DATA:
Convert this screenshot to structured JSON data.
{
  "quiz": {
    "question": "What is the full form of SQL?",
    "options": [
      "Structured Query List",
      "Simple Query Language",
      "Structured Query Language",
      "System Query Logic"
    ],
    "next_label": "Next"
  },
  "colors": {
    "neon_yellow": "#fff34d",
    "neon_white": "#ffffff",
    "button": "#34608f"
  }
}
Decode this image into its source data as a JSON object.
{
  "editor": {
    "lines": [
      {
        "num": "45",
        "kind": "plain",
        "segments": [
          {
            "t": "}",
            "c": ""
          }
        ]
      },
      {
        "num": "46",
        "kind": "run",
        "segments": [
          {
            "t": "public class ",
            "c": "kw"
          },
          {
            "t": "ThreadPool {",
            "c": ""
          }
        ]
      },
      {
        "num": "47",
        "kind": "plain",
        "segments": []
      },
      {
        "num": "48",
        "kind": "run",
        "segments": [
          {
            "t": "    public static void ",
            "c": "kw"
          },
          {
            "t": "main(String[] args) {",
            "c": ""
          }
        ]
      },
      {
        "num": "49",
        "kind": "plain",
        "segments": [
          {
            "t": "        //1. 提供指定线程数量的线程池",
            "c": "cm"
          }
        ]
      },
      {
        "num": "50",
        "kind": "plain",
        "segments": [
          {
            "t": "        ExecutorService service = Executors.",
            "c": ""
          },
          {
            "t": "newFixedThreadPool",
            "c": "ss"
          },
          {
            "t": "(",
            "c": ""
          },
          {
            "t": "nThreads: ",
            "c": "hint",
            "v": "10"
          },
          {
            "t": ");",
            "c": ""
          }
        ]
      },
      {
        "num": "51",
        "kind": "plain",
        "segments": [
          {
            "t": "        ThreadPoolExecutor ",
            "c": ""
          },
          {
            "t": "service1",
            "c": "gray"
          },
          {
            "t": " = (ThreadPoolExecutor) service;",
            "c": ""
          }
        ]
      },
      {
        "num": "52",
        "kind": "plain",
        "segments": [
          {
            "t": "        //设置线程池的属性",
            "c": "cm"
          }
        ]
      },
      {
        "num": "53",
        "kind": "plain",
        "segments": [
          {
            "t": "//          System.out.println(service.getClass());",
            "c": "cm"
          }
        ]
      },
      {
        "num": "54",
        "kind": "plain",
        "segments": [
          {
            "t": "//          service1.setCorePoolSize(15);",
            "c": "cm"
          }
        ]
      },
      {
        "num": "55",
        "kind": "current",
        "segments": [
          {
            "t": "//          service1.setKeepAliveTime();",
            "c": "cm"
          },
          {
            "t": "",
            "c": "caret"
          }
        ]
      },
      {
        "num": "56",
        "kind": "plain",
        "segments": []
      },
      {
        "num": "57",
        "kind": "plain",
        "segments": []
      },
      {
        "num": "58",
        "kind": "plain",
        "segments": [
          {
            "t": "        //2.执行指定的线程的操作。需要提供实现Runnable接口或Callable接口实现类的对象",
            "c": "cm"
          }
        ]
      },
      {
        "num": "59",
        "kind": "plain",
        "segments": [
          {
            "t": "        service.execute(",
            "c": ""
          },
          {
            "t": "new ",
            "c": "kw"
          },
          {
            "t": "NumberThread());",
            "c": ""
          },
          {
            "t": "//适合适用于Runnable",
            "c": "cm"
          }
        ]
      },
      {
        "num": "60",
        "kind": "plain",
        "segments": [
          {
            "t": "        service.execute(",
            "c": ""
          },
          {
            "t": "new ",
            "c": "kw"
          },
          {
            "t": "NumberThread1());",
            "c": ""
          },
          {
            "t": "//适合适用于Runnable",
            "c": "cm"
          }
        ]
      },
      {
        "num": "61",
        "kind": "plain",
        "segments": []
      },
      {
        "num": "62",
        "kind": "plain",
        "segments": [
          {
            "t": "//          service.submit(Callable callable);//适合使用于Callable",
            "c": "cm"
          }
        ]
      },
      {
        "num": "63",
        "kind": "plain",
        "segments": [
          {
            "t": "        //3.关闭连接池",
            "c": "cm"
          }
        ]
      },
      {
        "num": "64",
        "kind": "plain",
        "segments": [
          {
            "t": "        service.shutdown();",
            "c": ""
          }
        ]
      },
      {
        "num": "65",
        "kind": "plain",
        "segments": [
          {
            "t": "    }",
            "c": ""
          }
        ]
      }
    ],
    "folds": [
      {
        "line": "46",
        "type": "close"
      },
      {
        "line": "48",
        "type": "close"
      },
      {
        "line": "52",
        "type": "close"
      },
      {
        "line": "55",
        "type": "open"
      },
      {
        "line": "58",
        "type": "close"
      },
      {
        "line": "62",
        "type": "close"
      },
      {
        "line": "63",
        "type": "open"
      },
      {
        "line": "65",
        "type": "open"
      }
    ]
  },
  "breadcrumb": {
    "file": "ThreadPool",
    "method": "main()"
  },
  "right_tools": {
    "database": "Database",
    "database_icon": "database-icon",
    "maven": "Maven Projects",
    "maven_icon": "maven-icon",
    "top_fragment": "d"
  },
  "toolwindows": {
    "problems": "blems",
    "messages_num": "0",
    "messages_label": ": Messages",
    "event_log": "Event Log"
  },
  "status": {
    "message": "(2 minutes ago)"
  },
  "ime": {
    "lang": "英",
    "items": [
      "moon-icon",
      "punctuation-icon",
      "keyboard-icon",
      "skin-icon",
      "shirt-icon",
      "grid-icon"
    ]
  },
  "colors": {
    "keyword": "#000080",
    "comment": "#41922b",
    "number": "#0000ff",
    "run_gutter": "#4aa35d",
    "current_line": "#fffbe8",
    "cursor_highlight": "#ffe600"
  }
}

JOB: Transcribe each record exactly. Leave nothing out.

COMPLETED EXERCISE:
Convert this screenshot to structured JSON data.
{
  "quiz": {
    "question": "What is the full form of SQL?",
    "options": [
      "Structured Query List",
      "Simple Query Language",
      "Structured Query Language",
      "System Query Logic"
    ],
    "next_label": "Next"
  },
  "colors": {
    "neon_yellow": "#fff34d",
    "neon_white": "#ffffff",
    "button": "#34608f"
  }
}
Decode this image into its source data as a JSON object.
{
  "editor": {
    "lines": [
      {
        "num": "45",
        "kind": "plain",
        "segments": [
          {
            "t": "}",
            "c": ""
          }
        ]
      },
      {
        "num": "46",
        "kind": "run",
        "segments": [
          {
            "t": "public class ",
            "c": "kw"
          },
          {
            "t": "ThreadPool {",
            "c": ""
          }
        ]
      },
      {
        "num": "47",
        "kind": "plain",
        "segments": []
      },
      {
        "num": "48",
        "kind": "run",
        "segments": [
          {
            "t": "    public static void ",
            "c": "kw"
          },
          {
            "t": "main(String[] args) {",
            "c": ""
          }
        ]
      },
      {
        "num": "49",
        "kind": "plain",
        "segments": [
          {
            "t": "        //1. 提供指定线程数量的线程池",
            "c": "cm"
          }
        ]
      },
      {
        "num": "50",
        "kind": "plain",
        "segments": [
          {
            "t": "        ExecutorService service = Executors.",
            "c": ""
          },
          {
            "t": "newFixedThreadPool",
            "c": "ss"
          },
          {
            "t": "(",
            "c": ""
          },
          {
            "t": "nThreads: ",
            "c": "hint",
            "v": "10"
          },
          {
            "t": ");",
            "c": ""
          }
        ]
      },
      {
        "num": "51",
        "kind": "plain",
        "segments": [
          {
            "t": "        ThreadPoolExecutor ",
            "c": ""
          },
          {
            "t": "service1",
            "c": "gray"
          },
          {
            "t": " = (ThreadPoolExecutor) service;",
            "c": ""
          }
        ]
      },
      {
        "num": "52",
        "kind": "plain",
        "segments": [
          {
            "t": "        //设置线程池的属性",
            "c": "cm"
          }
        ]
      },
      {
        "num": "53",
        "kind": "plain",
        "segments": [
          {
            "t": "//          System.out.println(service.getClass());",
            "c": "cm"
          }
        ]
      },
      {
        "num": "54",
        "kind": "plain",
        "segments": [
          {
            "t": "//          service1.setCorePoolSize(15);",
            "c": "cm"
          }
        ]
      },
      {
        "num": "55",
        "kind": "current",
        "segments": [
          {
            "t": "//          service1.setKeepAliveTime();",
            "c": "cm"
          },
          {
            "t": "",
            "c": "caret"
          }
        ]
      },
      {
        "num": "56",
        "kind": "plain",
        "segments": []
      },
      {
        "num": "57",
        "kind": "plain",
        "segments": []
      },
      {
        "num": "58",
        "kind": "plain",
        "segments": [
          {
            "t": "        //2.执行指定的线程的操作。需要提供实现Runnable接口或Callable接口实现类的对象",
            "c": "cm"
          }
        ]
      },
      {
        "num": "59",
        "kind": "plain",
        "segments": [
          {
            "t": "        service.execute(",
            "c": ""
          },
          {
            "t": "new ",
            "c": "kw"
          },
          {
            "t": "NumberThread());",
            "c": ""
          },
          {
            "t": "//适合适用于Runnable",
            "c": "cm"
          }
        ]
      },
      {
        "num": "60",
        "kind": "plain",
        "segments": [
          {
            "t": "        service.execute(",
            "c": ""
          },
          {
            "t": "new ",
            "c": "kw"
          },
          {
            "t": "NumberThread1());",
            "c": ""
          },
          {
            "t": "//适合适用于Runnable",
            "c": "cm"
          }
        ]
      },
      {
        "num": "61",
        "kind": "plain",
        "segments": []
      },
      {
        "num": "62",
        "kind": "plain",
        "segments": [
          {
            "t": "//          service.submit(Callable callable);//适合使用于Callable",
            "c": "cm"
          }
        ]
      },
      {
        "num": "63",
        "kind": "plain",
        "segments": [
          {
            "t": "        //3.关闭连接池",
            "c": "cm"
          }
        ]
      },
      {
        "num": "64",
        "kind": "plain",
        "segments": [
          {
            "t": "        service.shutdown();",
            "c": ""
          }
        ]
      },
      {
        "num": "65",
        "kind": "plain",
        "segments": [
          {
            "t": "    }",
            "c": ""
          }
        ]
      }
    ],
    "folds": [
      {
        "line": "46",
        "type": "close"
      },
      {
        "line": "48",
        "type": "close"
      },
      {
        "line": "52",
        "type": "close"
      },
      {
        "line": "55",
        "type": "open"
      },
      {
        "line": "58",
        "type": "close"
      },
      {
        "line": "62",
        "type": "close"
      },
      {
        "line": "63",
        "type": "open"
      },
      {
        "line": "65",
        "type": "open"
      }
    ]
  },
  "breadcrumb": {
    "file": "ThreadPool",
    "method": "main()"
  },
  "right_tools": {
    "database": "Database",
    "database_icon": "database-icon",
    "maven": "Maven Projects",
    "maven_icon": "maven-icon",
    "top_fragment": "d"
  },
  "toolwindows": {
    "problems": "blems",
    "messages_num": "0",
    "messages_label": ": Messages",
    "event_log": "Event Log"
  },
  "status": {
    "message": "(2 minutes ago)"
  },
  "ime": {
    "lang": "英",
    "items": [
      "moon-icon",
      "punctuation-icon",
      "keyboard-icon",
      "skin-icon",
      "shirt-icon",
      "grid-icon"
    ]
  },
  "colors": {
    "keyword": "#000080",
    "comment": "#41922b",
    "number": "#0000ff",
    "run_gutter": "#4aa35d",
    "current_line": "#fffbe8",
    "cursor_highlight": "#ffe600"
  }
}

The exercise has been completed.